[Source records]
===

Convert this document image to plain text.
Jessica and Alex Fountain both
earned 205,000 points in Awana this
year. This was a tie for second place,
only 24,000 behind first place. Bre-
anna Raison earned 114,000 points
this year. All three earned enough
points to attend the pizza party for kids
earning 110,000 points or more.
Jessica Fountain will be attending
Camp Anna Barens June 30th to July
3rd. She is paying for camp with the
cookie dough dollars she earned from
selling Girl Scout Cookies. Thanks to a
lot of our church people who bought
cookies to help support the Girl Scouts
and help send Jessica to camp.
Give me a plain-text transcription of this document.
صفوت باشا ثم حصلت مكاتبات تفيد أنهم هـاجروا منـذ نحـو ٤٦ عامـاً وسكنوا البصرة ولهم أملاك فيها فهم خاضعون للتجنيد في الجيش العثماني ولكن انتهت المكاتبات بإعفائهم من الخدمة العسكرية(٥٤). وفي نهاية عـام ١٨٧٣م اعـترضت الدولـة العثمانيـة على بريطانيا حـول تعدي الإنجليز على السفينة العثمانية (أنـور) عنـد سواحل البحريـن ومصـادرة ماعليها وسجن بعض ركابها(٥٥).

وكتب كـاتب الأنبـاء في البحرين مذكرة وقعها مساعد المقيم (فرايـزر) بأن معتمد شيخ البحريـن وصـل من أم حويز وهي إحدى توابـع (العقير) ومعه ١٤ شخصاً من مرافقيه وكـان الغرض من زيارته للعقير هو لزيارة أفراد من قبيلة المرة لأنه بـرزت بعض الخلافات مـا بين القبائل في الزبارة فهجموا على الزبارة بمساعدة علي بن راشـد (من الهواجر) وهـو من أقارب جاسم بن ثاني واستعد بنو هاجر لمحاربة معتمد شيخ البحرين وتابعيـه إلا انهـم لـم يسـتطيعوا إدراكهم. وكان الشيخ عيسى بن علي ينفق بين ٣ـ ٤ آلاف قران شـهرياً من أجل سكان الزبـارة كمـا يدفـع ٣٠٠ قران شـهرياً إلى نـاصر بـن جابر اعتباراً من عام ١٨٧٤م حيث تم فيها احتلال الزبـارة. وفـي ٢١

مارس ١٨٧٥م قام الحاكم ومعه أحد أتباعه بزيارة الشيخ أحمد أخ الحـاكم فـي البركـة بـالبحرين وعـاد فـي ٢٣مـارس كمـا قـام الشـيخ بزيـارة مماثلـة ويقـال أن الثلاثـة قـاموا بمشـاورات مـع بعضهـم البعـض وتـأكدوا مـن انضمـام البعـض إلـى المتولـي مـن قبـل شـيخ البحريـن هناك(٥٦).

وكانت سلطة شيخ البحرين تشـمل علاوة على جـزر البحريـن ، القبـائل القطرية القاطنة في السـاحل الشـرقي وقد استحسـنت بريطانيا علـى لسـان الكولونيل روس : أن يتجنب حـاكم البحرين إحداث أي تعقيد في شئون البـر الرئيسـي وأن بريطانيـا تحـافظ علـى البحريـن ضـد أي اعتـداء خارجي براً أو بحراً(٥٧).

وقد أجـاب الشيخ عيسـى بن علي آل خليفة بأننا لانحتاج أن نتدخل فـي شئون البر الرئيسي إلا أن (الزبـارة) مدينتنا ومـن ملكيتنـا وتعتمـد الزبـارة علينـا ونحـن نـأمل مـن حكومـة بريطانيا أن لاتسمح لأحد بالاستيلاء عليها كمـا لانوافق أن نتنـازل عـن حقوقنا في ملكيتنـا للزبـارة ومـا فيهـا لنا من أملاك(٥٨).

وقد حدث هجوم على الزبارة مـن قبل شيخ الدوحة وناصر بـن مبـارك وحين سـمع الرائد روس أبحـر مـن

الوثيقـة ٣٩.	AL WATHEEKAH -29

===

### TASK
Transcribe all of the material exactly. Omit nothing.

### SOLUTION FOR THIS PROBLEM
Convert this document image to plain text.
Jessica and Alex Fountain both
earned 205,000 points in Awana this
year. This was a tie for second place,
only 24,000 behind first place. Bre-
anna Raison earned 114,000 points
this year. All three earned enough
points to attend the pizza party for kids
earning 110,000 points or more.
Jessica Fountain will be attending
Camp Anna Barens June 30th to July
3rd. She is paying for camp with the
cookie dough dollars she earned from
selling Girl Scout Cookies. Thanks to a
lot of our church people who bought
cookies to help support the Girl Scouts
and help send Jessica to camp.
Give me a plain-text transcription of this document.
صفوت باشا ثم حصلت مكاتبات تفيد أنهم هـاجروا منـذ نحـو ٤٦ عامـاً وسكنوا البصرة ولهم أملاك فيها فهم خاضعون للتجنيد في الجيش العثماني ولكن انتهت المكاتبات بإعفائهم من الخدمة العسكرية(٥٤). وفي نهاية عـام ١٨٧٣م اعـترضت الدولـة العثمانيـة على بريطانيا حـول تعدي الإنجليز على السفينة العثمانية (أنـور) عنـد سواحل البحريـن ومصـادرة ماعليها وسجن بعض ركابها(٥٥).

وكتب كـاتب الأنبـاء في البحرين مذكرة وقعها مساعد المقيم (فرايـزر) بأن معتمد شيخ البحريـن وصـل من أم حويز وهي إحدى توابـع (العقير) ومعه ١٤ شخصاً من مرافقيه وكـان الغرض من زيارته للعقير هو لزيارة أفراد من قبيلة المرة لأنه بـرزت بعض الخلافات مـا بين القبائل في الزبارة فهجموا على الزبارة بمساعدة علي بن راشـد (من الهواجر) وهـو من أقارب جاسم بن ثاني واستعد بنو هاجر لمحاربة معتمد شيخ البحرين وتابعيـه إلا انهـم لـم يسـتطيعوا إدراكهم. وكان الشيخ عيسى بن علي ينفق بين ٣ـ ٤ آلاف قران شـهرياً من أجل سكان الزبـارة كمـا يدفـع ٣٠٠ قران شـهرياً إلى نـاصر بـن جابر اعتباراً من عام ١٨٧٤م حيث تم فيها احتلال الزبـارة. وفـي ٢١

مارس ١٨٧٥م قام الحاكم ومعه أحد أتباعه بزيارة الشيخ أحمد أخ الحـاكم فـي البركـة بـالبحرين وعـاد فـي ٢٣مـارس كمـا قـام الشـيخ بزيـارة مماثلـة ويقـال أن الثلاثـة قـاموا بمشـاورات مـع بعضهـم البعـض وتـأكدوا مـن انضمـام البعـض إلـى المتولـي مـن قبـل شـيخ البحريـن هناك(٥٦).

وكانت سلطة شيخ البحرين تشـمل علاوة على جـزر البحريـن ، القبـائل القطرية القاطنة في السـاحل الشـرقي وقد استحسـنت بريطانيا علـى لسـان الكولونيل روس : أن يتجنب حـاكم البحرين إحداث أي تعقيد في شئون البـر الرئيسـي وأن بريطانيـا تحـافظ علـى البحريـن ضـد أي اعتـداء خارجي براً أو بحراً(٥٧).

وقد أجـاب الشيخ عيسـى بن علي آل خليفة بأننا لانحتاج أن نتدخل فـي شئون البر الرئيسي إلا أن (الزبـارة) مدينتنا ومـن ملكيتنـا وتعتمـد الزبـارة علينـا ونحـن نـأمل مـن حكومـة بريطانيا أن لاتسمح لأحد بالاستيلاء عليها كمـا لانوافق أن نتنـازل عـن حقوقنا في ملكيتنـا للزبـارة ومـا فيهـا لنا من أملاك(٥٨).

وقد حدث هجوم على الزبارة مـن قبل شيخ الدوحة وناصر بـن مبـارك وحين سـمع الرائد روس أبحـر مـن

الوثيقـة ٣٩.	AL WATHEEKAH -29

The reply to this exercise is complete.